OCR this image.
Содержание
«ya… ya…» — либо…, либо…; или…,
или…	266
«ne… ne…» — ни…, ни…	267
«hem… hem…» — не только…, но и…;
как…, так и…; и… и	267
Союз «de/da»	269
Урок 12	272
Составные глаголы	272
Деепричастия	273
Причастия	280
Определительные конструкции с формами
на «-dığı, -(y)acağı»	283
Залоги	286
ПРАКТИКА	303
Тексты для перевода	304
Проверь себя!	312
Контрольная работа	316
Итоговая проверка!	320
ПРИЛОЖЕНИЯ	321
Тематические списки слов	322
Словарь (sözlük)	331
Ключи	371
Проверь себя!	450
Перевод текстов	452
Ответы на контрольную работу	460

WORK TO COMPLETE:
Print the records above in full, exactly.

REPLY TO THE TASK:
OCR this image.
Содержание
«ya… ya…» — либо…, либо…; или…,
или…	266
«ne… ne…» — ни…, ни…	267
«hem… hem…» — не только…, но и…;
как…, так и…; и… и	267
Союз «de/da»	269
Урок 12	272
Составные глаголы	272
Деепричастия	273
Причастия	280
Определительные конструкции с формами
на «-dığı, -(y)acağı»	283
Залоги	286
ПРАКТИКА	303
Тексты для перевода	304
Проверь себя!	312
Контрольная работа	316
Итоговая проверка!	320
ПРИЛОЖЕНИЯ	321
Тематические списки слов	322
Словарь (sözlük)	331
Ключи	371
Проверь себя!	450
Перевод текстов	452
Ответы на контрольную работу	460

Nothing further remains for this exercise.